What is expected
Reproduce the listing below without changes, except that pictures are left out.

======== Stored data ========

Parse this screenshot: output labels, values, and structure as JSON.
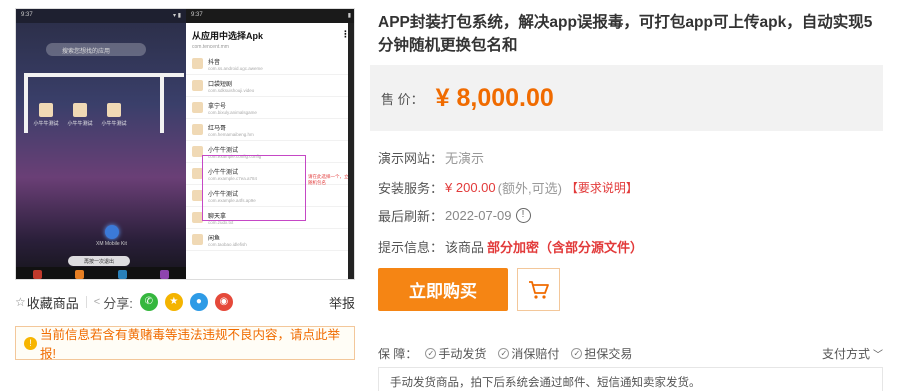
{
  "screenshot": {
    "left_status": "9:37",
    "right_status": "9:37",
    "search_placeholder": "搜索您想找的应用",
    "app_label": "小牛牛测试",
    "orb_label": "XM Mobile Kit",
    "toast": "再按一次退出",
    "dialog_title": "从应用中选择Apk",
    "dialog_sub": "com.tencent.mm",
    "apps": [
      {
        "name": "抖音",
        "pkg": "com.ss.android.ugc.aweme"
      },
      {
        "name": "口袋短剧",
        "pkg": "com.sdksuishouji.video"
      },
      {
        "name": "拿宁号",
        "pkg": "com.bixuly.animalsgame"
      },
      {
        "name": "红马哥",
        "pkg": "com.hemamaibeng.hm"
      },
      {
        "name": "小牛牛测试",
        "pkg": "com.example.config.config"
      },
      {
        "name": "小牛牛测试",
        "pkg": "com.example.c7ea.a784"
      },
      {
        "name": "小牛牛测试",
        "pkg": "com.example.a4fs.ap9e"
      },
      {
        "name": "聊天拿",
        "pkg": "com.zudx.txt"
      },
      {
        "name": "闲鱼",
        "pkg": "com.taobao.idlefish"
      }
    ],
    "highlight_note": "请在此选择一个，立即随机包名"
  },
  "share": {
    "favorite_label": "收藏商品",
    "share_label": "分享:",
    "report_label": "举报"
  },
  "warning": {
    "text": "当前信息若含有黄赌毒等违法违规不良内容，请点此举报!"
  },
  "product": {
    "title": "APP封装打包系统，解决app误报毒，可打包app可上传apk，自动实现5分钟随机更换包名和",
    "price_label": "售  价：",
    "price_value": "¥ 8,000.00",
    "demo_label": "演示网站：",
    "demo_value": "无演示",
    "install_label": "安装服务：",
    "install_price": "¥ 200.00",
    "install_note": "(额外,可选)",
    "install_req": "【要求说明】",
    "refresh_label": "最后刷新：",
    "refresh_date": "2022-07-09",
    "tip_label": "提示信息：",
    "tip_value": "该商品",
    "tip_source": "部分加密（含部分源文件）",
    "buy_label": "立即购买",
    "guarantee_label": "保  障：",
    "guarantees": [
      "手动发货",
      "消保赔付",
      "担保交易"
    ],
    "pay_label": "支付方式",
    "ship_text": "手动发货商品，拍下后系统会通过邮件、短信通知卖家发货。"
  },
  "colors": {
    "accent_orange": "#f58514",
    "price_orange": "#f06b00",
    "alert_red": "#e23a3a"
  }
}
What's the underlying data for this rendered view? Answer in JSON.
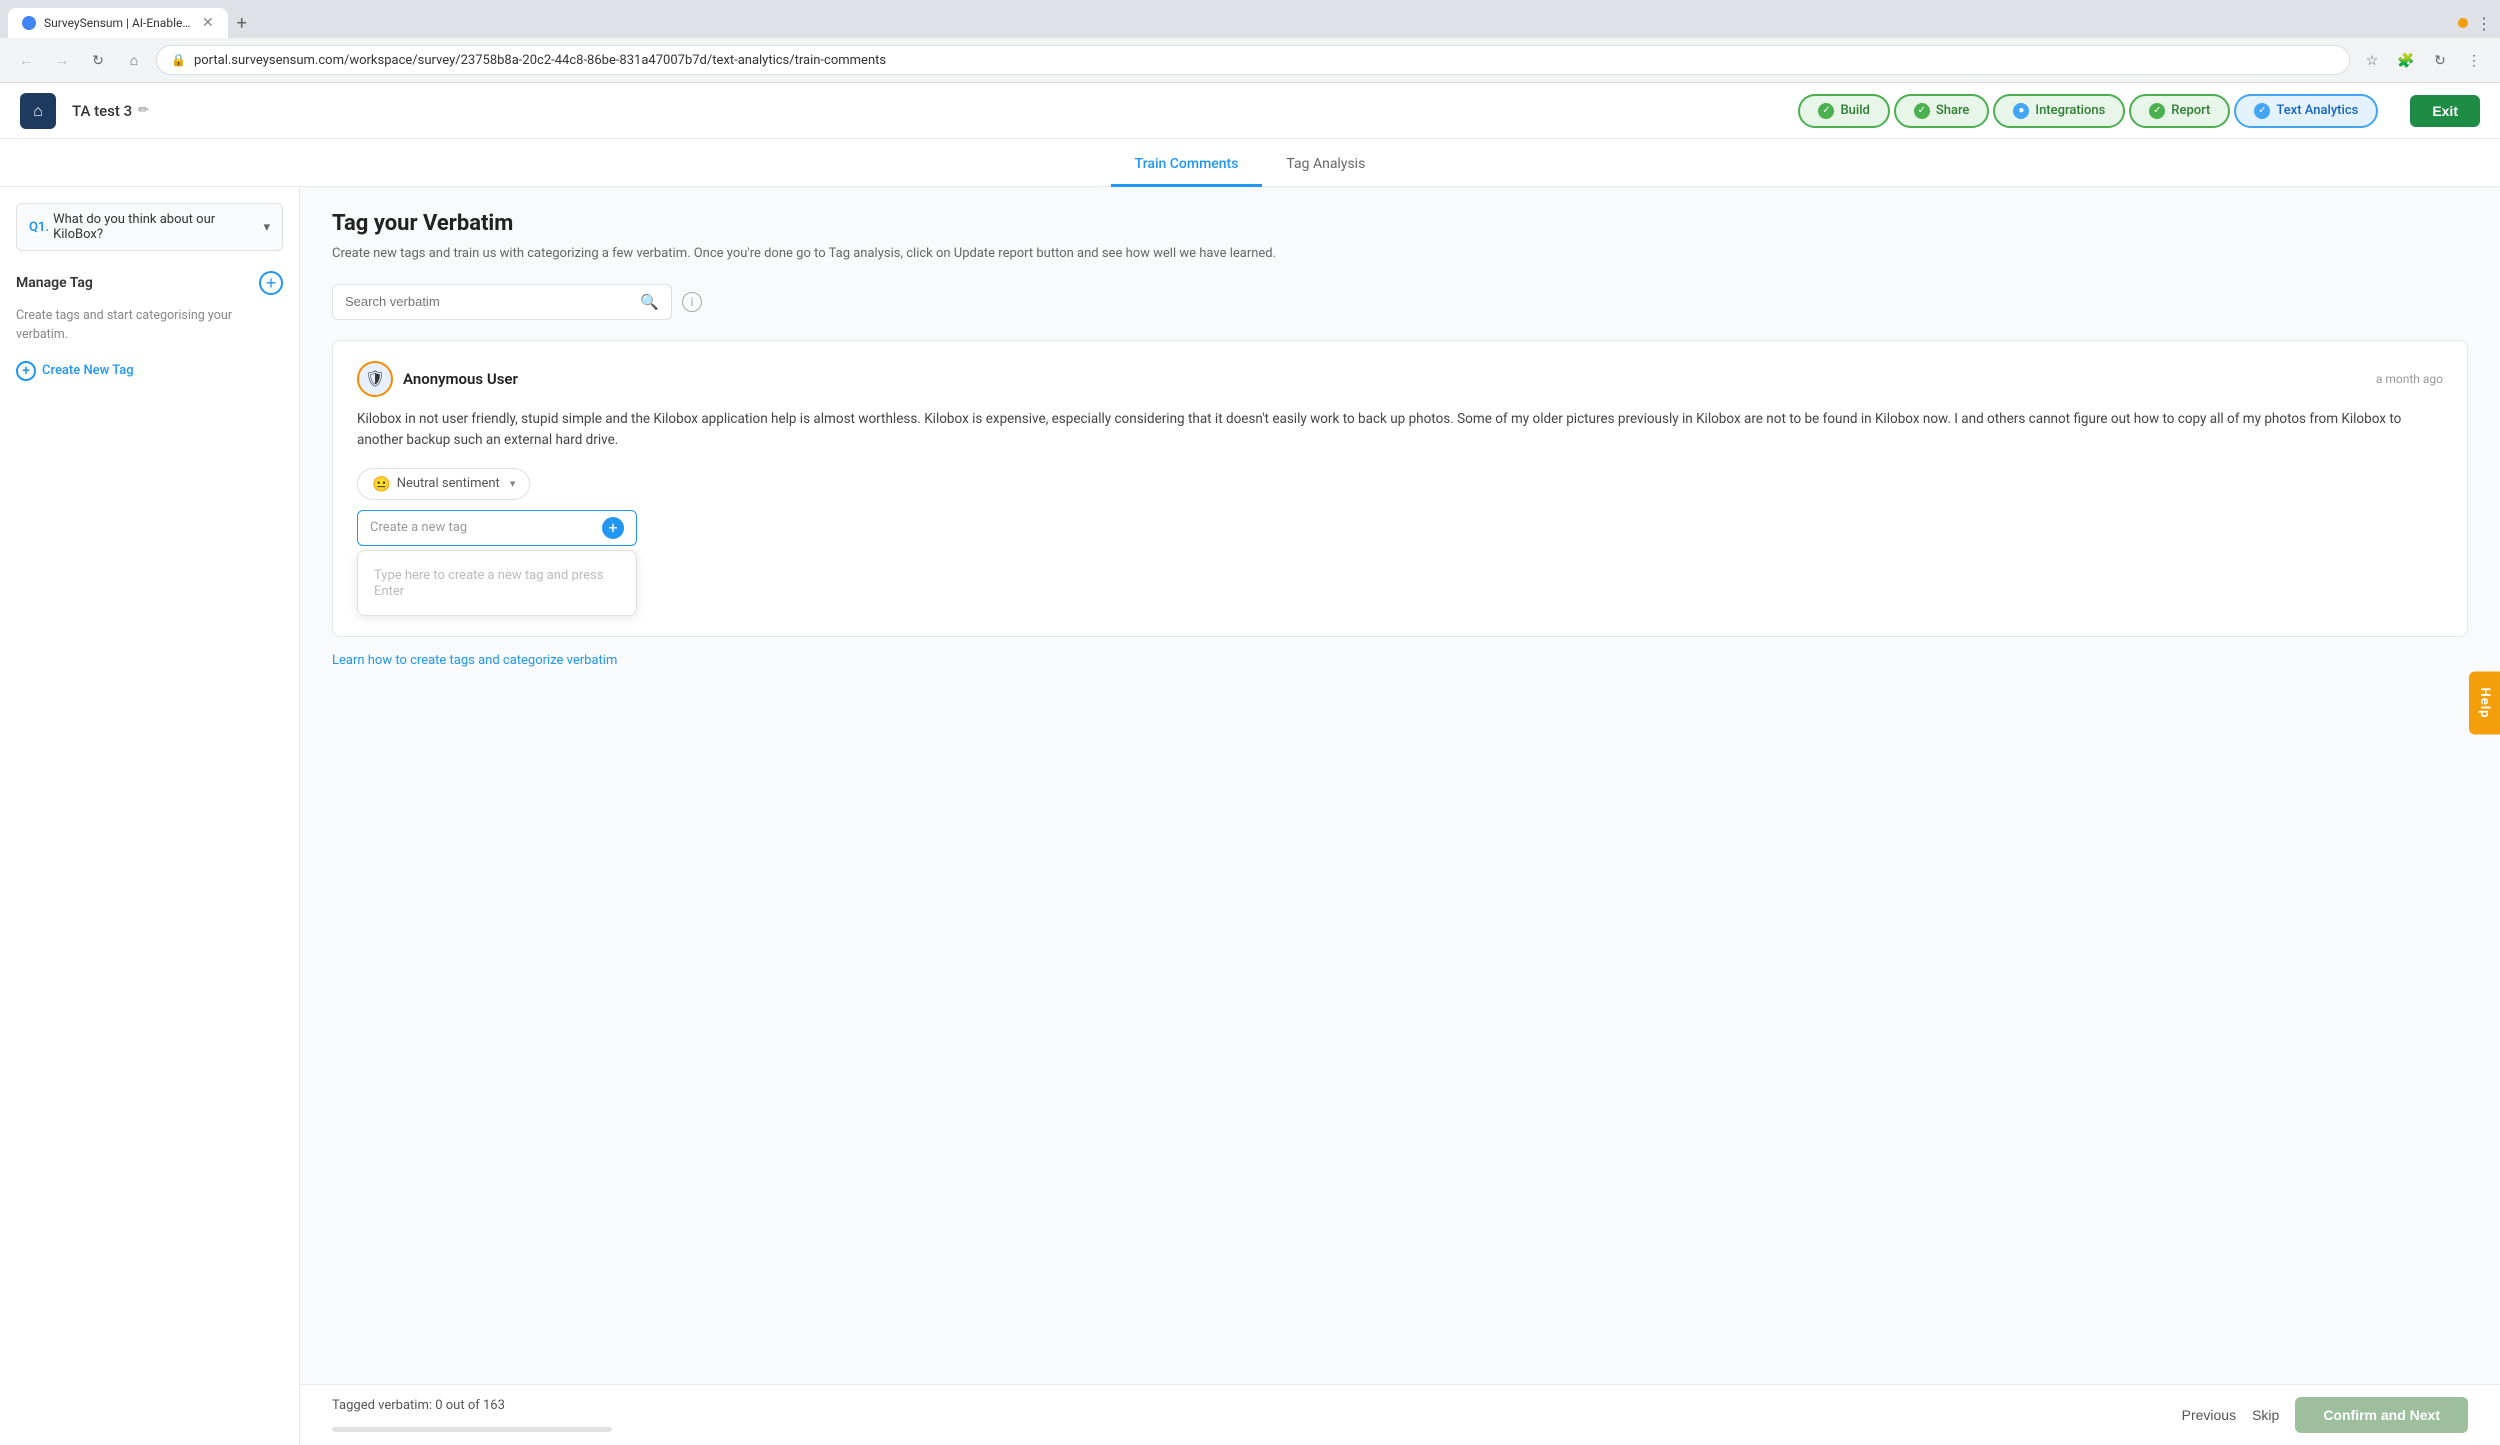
{
  "browser": {
    "tab_title": "SurveySensum | AI-Enabled E...",
    "url": "portal.surveysensum.com/workspace/survey/23758b8a-20c2-44c8-86be-831a47007b7d/text-analytics/train-comments",
    "new_tab_icon": "+",
    "menu_icon": "⋮"
  },
  "header": {
    "home_icon": "⌂",
    "project_name": "TA test 3",
    "edit_icon": "✏",
    "nav_tabs": [
      {
        "label": "Build",
        "state": "active"
      },
      {
        "label": "Share",
        "state": "active"
      },
      {
        "label": "Integrations",
        "state": "loading"
      },
      {
        "label": "Report",
        "state": "active"
      },
      {
        "label": "Text Analytics",
        "state": "text-analytics"
      }
    ],
    "exit_label": "Exit"
  },
  "sub_tabs": [
    {
      "label": "Train Comments",
      "active": true
    },
    {
      "label": "Tag Analysis",
      "active": false
    }
  ],
  "sidebar": {
    "question_label": "Q1.",
    "question_text": "What do you think about our KiloBox?",
    "manage_tag_title": "Manage Tag",
    "description": "Create tags and start categorising your verbatim.",
    "create_new_tag_label": "Create New Tag"
  },
  "main": {
    "title": "Tag your Verbatim",
    "description": "Create new tags and train us with categorizing a few verbatim. Once you're done go to Tag analysis, click on Update report button and see how well we have learned.",
    "search_placeholder": "Search verbatim",
    "verbatim": {
      "user_name": "Anonymous User",
      "time_ago": "a month ago",
      "user_icon": "🛡",
      "text": "Kilobox in not user friendly, stupid simple and the Kilobox application help is almost worthless. Kilobox is expensive, especially considering that it doesn't easily work to back up photos. Some of my older pictures previously in Kilobox are not to be found in Kilobox now. I and others cannot figure out how to copy all of my photos from Kilobox to another backup such an external hard drive.",
      "sentiment_label": "Neutral sentiment",
      "create_tag_placeholder": "Create a new tag",
      "tag_input_hint": "Type here to create a new tag and press Enter"
    },
    "learn_link": "Learn how to create tags and categorize verbatim",
    "tagged_verbatim": "Tagged verbatim: 0 out of 163",
    "progress_percent": 0,
    "prev_label": "Previous",
    "skip_label": "Skip",
    "confirm_next_label": "Confirm and Next"
  },
  "help": {
    "label": "Help"
  }
}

========

Answer to this problem
Parse this screenshot: output labels, values, and structure as JSON.
{
  "screenshot": {
    "left_status": "9:37",
    "right_status": "9:37",
    "search_placeholder": "搜索您想找的应用",
    "app_label": "小牛牛测试",
    "orb_label": "XM Mobile Kit",
    "toast": "再按一次退出",
    "dialog_title": "从应用中选择Apk",
    "dialog_sub": "com.tencent.mm",
    "apps": [
      {
        "name": "抖音",
        "pkg": "com.ss.android.ugc.aweme"
      },
      {
        "name": "口袋短剧",
        "pkg": "com.sdksuishouji.video"
      },
      {
        "name": "拿宁号",
        "pkg": "com.bixuly.animalsgame"
      },
      {
        "name": "红马哥",
        "pkg": "com.hemamaibeng.hm"
      },
      {
        "name": "小牛牛测试",
        "pkg": "com.example.config.config"
      },
      {
        "name": "小牛牛测试",
        "pkg": "com.example.c7ea.a784"
      },
      {
        "name": "小牛牛测试",
        "pkg": "com.example.a4fs.ap9e"
      },
      {
        "name": "聊天拿",
        "pkg": "com.zudx.txt"
      },
      {
        "name": "闲鱼",
        "pkg": "com.taobao.idlefish"
      }
    ],
    "highlight_note": "请在此选择一个，立即随机包名"
  },
  "share": {
    "favorite_label": "收藏商品",
    "share_label": "分享:",
    "report_label": "举报"
  },
  "warning": {
    "text": "当前信息若含有黄赌毒等违法违规不良内容，请点此举报!"
  },
  "product": {
    "title": "APP封装打包系统，解决app误报毒，可打包app可上传apk，自动实现5分钟随机更换包名和",
    "price_label": "售  价：",
    "price_value": "¥ 8,000.00",
    "demo_label": "演示网站：",
    "demo_value": "无演示",
    "install_label": "安装服务：",
    "install_price": "¥ 200.00",
    "install_note": "(额外,可选)",
    "install_req": "【要求说明】",
    "refresh_label": "最后刷新：",
    "refresh_date": "2022-07-09",
    "tip_label": "提示信息：",
    "tip_value": "该商品",
    "tip_source": "部分加密（含部分源文件）",
    "buy_label": "立即购买",
    "guarantee_label": "保  障：",
    "guarantees": [
      "手动发货",
      "消保赔付",
      "担保交易"
    ],
    "pay_label": "支付方式",
    "ship_text": "手动发货商品，拍下后系统会通过邮件、短信通知卖家发货。"
  },
  "colors": {
    "accent_orange": "#f58514",
    "price_orange": "#f06b00",
    "alert_red": "#e23a3a"
  }
}
What's the underlying data for this rendered view? Answer in JSON.
{
  "browser": {
    "tab_title": "SurveySensum | AI-Enabled E...",
    "url": "portal.surveysensum.com/workspace/survey/23758b8a-20c2-44c8-86be-831a47007b7d/text-analytics/train-comments",
    "new_tab_icon": "+",
    "menu_icon": "⋮"
  },
  "header": {
    "home_icon": "⌂",
    "project_name": "TA test 3",
    "edit_icon": "✏",
    "nav_tabs": [
      {
        "label": "Build",
        "state": "active"
      },
      {
        "label": "Share",
        "state": "active"
      },
      {
        "label": "Integrations",
        "state": "loading"
      },
      {
        "label": "Report",
        "state": "active"
      },
      {
        "label": "Text Analytics",
        "state": "text-analytics"
      }
    ],
    "exit_label": "Exit"
  },
  "sub_tabs": [
    {
      "label": "Train Comments",
      "active": true
    },
    {
      "label": "Tag Analysis",
      "active": false
    }
  ],
  "sidebar": {
    "question_label": "Q1.",
    "question_text": "What do you think about our KiloBox?",
    "manage_tag_title": "Manage Tag",
    "description": "Create tags and start categorising your verbatim.",
    "create_new_tag_label": "Create New Tag"
  },
  "main": {
    "title": "Tag your Verbatim",
    "description": "Create new tags and train us with categorizing a few verbatim. Once you're done go to Tag analysis, click on Update report button and see how well we have learned.",
    "search_placeholder": "Search verbatim",
    "verbatim": {
      "user_name": "Anonymous User",
      "time_ago": "a month ago",
      "user_icon": "🛡",
      "text": "Kilobox in not user friendly, stupid simple and the Kilobox application help is almost worthless. Kilobox is expensive, especially considering that it doesn't easily work to back up photos. Some of my older pictures previously in Kilobox are not to be found in Kilobox now. I and others cannot figure out how to copy all of my photos from Kilobox to another backup such an external hard drive.",
      "sentiment_label": "Neutral sentiment",
      "create_tag_placeholder": "Create a new tag",
      "tag_input_hint": "Type here to create a new tag and press Enter"
    },
    "learn_link": "Learn how to create tags and categorize verbatim",
    "tagged_verbatim": "Tagged verbatim: 0 out of 163",
    "progress_percent": 0,
    "prev_label": "Previous",
    "skip_label": "Skip",
    "confirm_next_label": "Confirm and Next"
  },
  "help": {
    "label": "Help"
  }
}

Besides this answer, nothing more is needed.